Exercise
Gather every line from the entries below that includes "Köln".

Data records
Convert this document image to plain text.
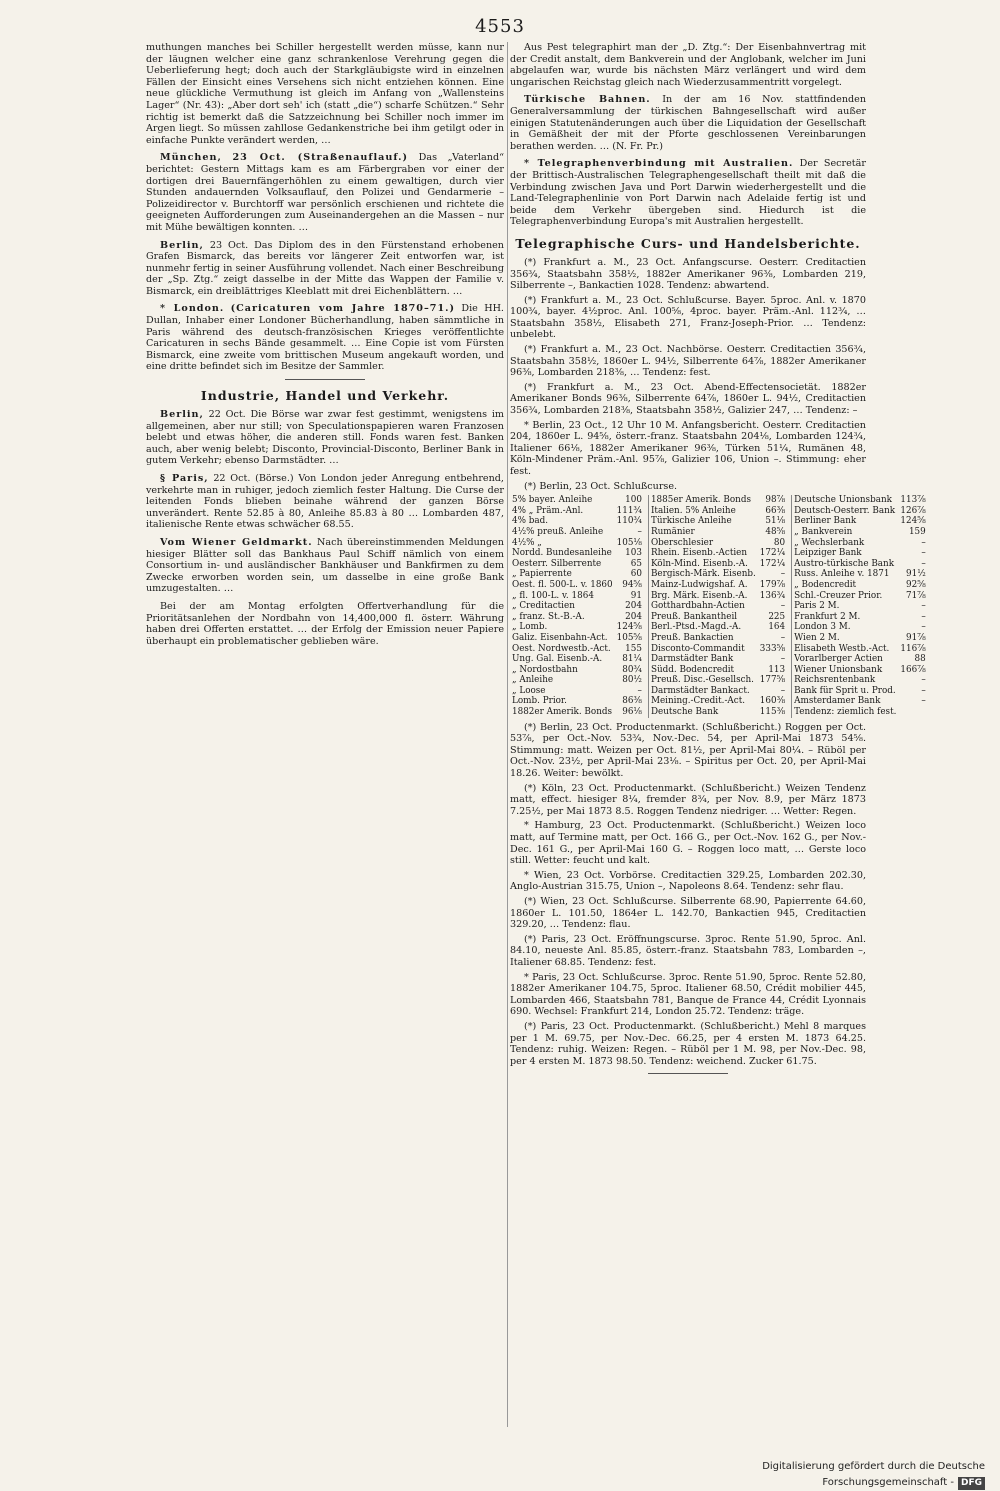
4553

muthungen manches bei Schiller hergestellt werden müsse, kann nur der läugnen welcher eine ganz schrankenlose Verehrung gegen die Ueberlieferung hegt; doch auch der Starkgläubigste wird in einzelnen Fällen der Einsicht eines Versehens sich nicht entziehen können. Eine neue glückliche Vermuthung ist gleich im Anfang von „Wallensteins Lager“ (Nr. 43): „Aber dort seh' ich (statt „die“) scharfe Schützen.“ Sehr richtig ist bemerkt daß die Satzzeichnung bei Schiller noch immer im Argen liegt. So müssen zahllose Gedankenstriche bei ihm getilgt oder in einfache Punkte verändert werden, …

München, 23 Oct. (Straßenauflauf.) Das „Vaterland“ berichtet: Gestern Mittags kam es am Färbergraben vor einer der dortigen drei Bauernfängerhöhlen zu einem gewaltigen, durch vier Stunden andauernden Volksauflauf, den Polizei und Gendarmerie – Polizeidirector v. Burchtorff war persönlich erschienen und richtete die geeigneten Aufforderungen zum Auseinandergehen an die Massen – nur mit Mühe bewältigen konnten. …

Berlin, 23 Oct. Das Diplom des in den Fürstenstand erhobenen Grafen Bismarck, das bereits vor längerer Zeit entworfen war, ist nunmehr fertig in seiner Ausführung vollendet. Nach einer Beschreibung der „Sp. Ztg.“ zeigt dasselbe in der Mitte das Wappen der Familie v. Bismarck, ein dreiblättriges Kleeblatt mit drei Eichenblättern. …

* London. (Caricaturen vom Jahre 1870–71.) Die HH. Dullan, Inhaber einer Londoner Bücherhandlung, haben sämmtliche in Paris während des deutsch-französischen Krieges veröffentlichte Caricaturen in sechs Bände gesammelt. … Eine Copie ist vom Fürsten Bismarck, eine zweite vom brittischen Museum angekauft worden, und eine dritte befindet sich im Besitze der Sammler.

Industrie, Handel und Verkehr.

Berlin, 22 Oct. Die Börse war zwar fest gestimmt, wenigstens im allgemeinen, aber nur still; von Speculationspapieren waren Franzosen belebt und etwas höher, die anderen still. Fonds waren fest. Banken auch, aber wenig belebt; Disconto, Provincial-Disconto, Berliner Bank in gutem Verkehr; ebenso Darmstädter. …

§ Paris, 22 Oct. (Börse.) Von London jeder Anregung entbehrend, verkehrte man in ruhiger, jedoch ziemlich fester Haltung. Die Curse der leitenden Fonds blieben beinahe während der ganzen Börse unverändert. Rente 52.85 à 80, Anleihe 85.83 à 80 … Lombarden 487, italienische Rente etwas schwächer 68.55.

Vom Wiener Geldmarkt. Nach übereinstimmenden Meldungen hiesiger Blätter soll das Bankhaus Paul Schiff nämlich von einem Consortium in- und ausländischer Bankhäuser und Bankfirmen zu dem Zwecke erworben worden sein, um dasselbe in eine große Bank umzugestalten. …

Bei der am Montag erfolgten Offertverhandlung für die Prioritätsanlehen der Nordbahn von 14,400,000 fl. österr. Währung haben drei Offerten erstattet. … der Erfolg der Emission neuer Papiere überhaupt ein problematischer geblieben wäre.

Aus Pest telegraphirt man der „D. Ztg.“: Der Eisenbahnvertrag mit der Credit anstalt, dem Bankverein und der Anglobank, welcher im Juni abgelaufen war, wurde bis nächsten März verlängert und wird dem ungarischen Reichstag gleich nach Wiederzusammentritt vorgelegt.

Türkische Bahnen. In der am 16 Nov. stattfindenden Generalversammlung der türkischen Bahngesellschaft wird außer einigen Statutenänderungen auch über die Liquidation der Gesellschaft in Gemäßheit der mit der Pforte geschlossenen Vereinbarungen berathen werden. … (N. Fr. Pr.)

* Telegraphenverbindung mit Australien. Der Secretär der Brittisch-Australischen Telegraphengesellschaft theilt mit daß die Verbindung zwischen Java und Port Darwin wiederhergestellt und die Land-Telegraphenlinie von Port Darwin nach Adelaide fertig ist und beide dem Verkehr übergeben sind. Hiedurch ist die Telegraphenverbindung Europa's mit Australien hergestellt.

Telegraphische Curs- und Handelsberichte.

(*) Frankfurt a. M., 23 Oct. Anfangscurse. Oesterr. Creditactien 356¾, Staatsbahn 358½, 1882er Amerikaner 96⅜, Lombarden 219, Silberrente –, Bankactien 1028. Tendenz: abwartend.

(*) Frankfurt a. M., 23 Oct. Schlußcurse. Bayer. 5proc. Anl. v. 1870 100¾, bayer. 4½proc. Anl. 100⅝, 4proc. bayer. Präm.-Anl. 112¾, … Staatsbahn 358½, Elisabeth 271, Franz-Joseph-Prior. … Tendenz: unbelebt.

(*) Frankfurt a. M., 23 Oct. Nachbörse. Oesterr. Creditactien 356¾, Staatsbahn 358½, 1860er L. 94½, Silberrente 64⅞, 1882er Amerikaner 96⅜, Lombarden 218⅜, … Tendenz: fest.

(*) Frankfurt a. M., 23 Oct. Abend-Effectensocietät. 1882er Amerikaner Bonds 96⅜, Silberrente 64⅞, 1860er L. 94½, Creditactien 356¾, Lombarden 218⅜, Staatsbahn 358½, Galizier 247, … Tendenz: –

* Berlin, 23 Oct., 12 Uhr 10 M. Anfangsbericht. Oesterr. Creditactien 204, 1860er L. 94⅝, österr.-franz. Staatsbahn 204⅛, Lombarden 124¾, Italiener 66⅛, 1882er Amerikaner 96⅜, Türken 51¼, Rumänen 48, Köln-Mindener Präm.-Anl. 95⅞, Galizier 106, Union –. Stimmung: eher fest.

(*) Berlin, 23 Oct. Schlußcurse.

5% bayer. Anleihe	100	1885er Amerik. Bonds	98⅞	Deutsche Unionsbank	113⅞
4% „ Präm.-Anl.	111¾	Italien. 5% Anleihe	66⅜	Deutsch-Oesterr. Bank	126⅞
4% bad.	110¾	Türkische Anleihe	51⅛	Berliner Bank	124⅝
4½% preuß. Anleihe	–	Rumänier	48⅝	„ Bankverein	159
4½% „	105⅛	Oberschlesier	80	„ Wechslerbank	–
Nordd. Bundesanleihe	103	Rhein. Eisenb.-Actien	172¼	Leipziger Bank	–
Oesterr. Silberrente	65	Köln-Mind. Eisenb.-A.	172¼	Austro-türkische Bank	–
„ Papierrente	60	Bergisch-Märk. Eisenb.	–	Russ. Anleihe v. 1871	91½
Oest. fl. 500-L. v. 1860	94⅝	Mainz-Ludwigshaf. A.	179⅞	„ Bodencredit	92⅝
„ fl. 100-L. v. 1864	91	Brg. Märk. Eisenb.-A.	136¾	Schl.-Creuzer Prior.	71⅞
„ Creditactien	204	Gotthardbahn-Actien	–	Paris 2 M.	–
„ franz. St.-B.-A.	204	Preuß. Bankantheil	225	Frankfurt 2 M.	–
„ Lomb.	124⅝	Berl.-Ptsd.-Magd.-A.	164	London 3 M.	–
Galiz. Eisenbahn-Act.	105⅝	Preuß. Bankactien	–	Wien 2 M.	91⅞
Oest. Nordwestb.-Act.	155	Disconto-Commandit	333⅝	Elisabeth Westb.-Act.	116⅞
Ung. Gal. Eisenb.-A.	81¼	Darmstädter Bank	–	Vorarlberger Actien	88
„ Nordostbahn	80¾	Südd. Bodencredit	113	Wiener Unionsbank	166⅞
„ Anleihe	80½	Preuß. Disc.-Gesellsch.	177⅝	Reichsrentenbank	–
„ Loose	–	Darmstädter Bankact.	–	Bank für Sprit u. Prod.	–
Lomb. Prior.	86⅜	Meining.-Credit.-Act.	160⅜	Amsterdamer Bank	–
1882er Amerik. Bonds	96⅛	Deutsche Bank	115⅜	Tendenz: ziemlich fest.	

(*) Berlin, 23 Oct. Productenmarkt. (Schlußbericht.) Roggen per Oct. 53⅞, per Oct.-Nov. 53¾, Nov.-Dec. 54, per April-Mai 1873 54⅝. Stimmung: matt. Weizen per Oct. 81½, per April-Mai 80¼. – Rüböl per Oct.-Nov. 23½, per April-Mai 23⅛. – Spiritus per Oct. 20, per April-Mai 18.26. Weiter: bewölkt.

(*) Köln, 23 Oct. Productenmarkt. (Schlußbericht.) Weizen Tendenz matt, effect. hiesiger 8¼, fremder 8¾, per Nov. 8.9, per März 1873 7.25½, per Mai 1873 8.5. Roggen Tendenz niedriger. … Wetter: Regen.

* Hamburg, 23 Oct. Productenmarkt. (Schlußbericht.) Weizen loco matt, auf Termine matt, per Oct. 166 G., per Oct.-Nov. 162 G., per Nov.-Dec. 161 G., per April-Mai 160 G. – Roggen loco matt, … Gerste loco still. Wetter: feucht und kalt.

* Wien, 23 Oct. Vorbörse. Creditactien 329.25, Lombarden 202.30, Anglo-Austrian 315.75, Union –, Napoleons 8.64. Tendenz: sehr flau.

(*) Wien, 23 Oct. Schlußcurse. Silberrente 68.90, Papierrente 64.60, 1860er L. 101.50, 1864er L. 142.70, Bankactien 945, Creditactien 329.20, … Tendenz: flau.

(*) Paris, 23 Oct. Eröffnungscurse. 3proc. Rente 51.90, 5proc. Anl. 84.10, neueste Anl. 85.85, österr.-franz. Staatsbahn 783, Lombarden –, Italiener 68.85. Tendenz: fest.

* Paris, 23 Oct. Schlußcurse. 3proc. Rente 51.90, 5proc. Rente 52.80, 1882er Amerikaner 104.75, 5proc. Italiener 68.50, Crédit mobilier 445, Lombarden 466, Staatsbahn 781, Banque de France 44, Crédit Lyonnais 690. Wechsel: Frankfurt 214, London 25.72. Tendenz: träge.

(*) Paris, 23 Oct. Productenmarkt. (Schlußbericht.) Mehl 8 marques per 1 M. 69.75, per Nov.-Dec. 66.25, per 4 ersten M. 1873 64.25. Tendenz: ruhig. Weizen: Regen. – Rüböl per 1 M. 98, per Nov.-Dec. 98, per 4 ersten M. 1873 98.50. Tendenz: weichend. Zucker 61.75.

Digitalisierung gefördert durch die Deutsche Forschungsgemeinschaft - DFG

Exercise response
* Berlin, 23 Oct., 12 Uhr 10 M. Anfangsbericht. Oesterr. Creditactien 204, 1860er L. 94⅝, österr.-franz. Staatsbahn 204⅛, Lombarden 124¾, Italiener 66⅛, 1882er Amerikaner 96⅜, Türken 51¼, Rumänen 48, Köln-Mindener Präm.-Anl. 95⅞, Galizier 106, Union –. Stimmung: eher fest.
Oesterr. Silberrente	65	Köln-Mind. Eisenb.-A.	172¼	Austro-türkische Bank	–
(*) Köln, 23 Oct. Productenmarkt. (Schlußbericht.) Weizen Tendenz matt, effect. hiesiger 8¼, fremder 8¾, per Nov. 8.9, per März 1873 7.25½, per Mai 1873 8.5. Roggen Tendenz niedriger. … Wetter: Regen.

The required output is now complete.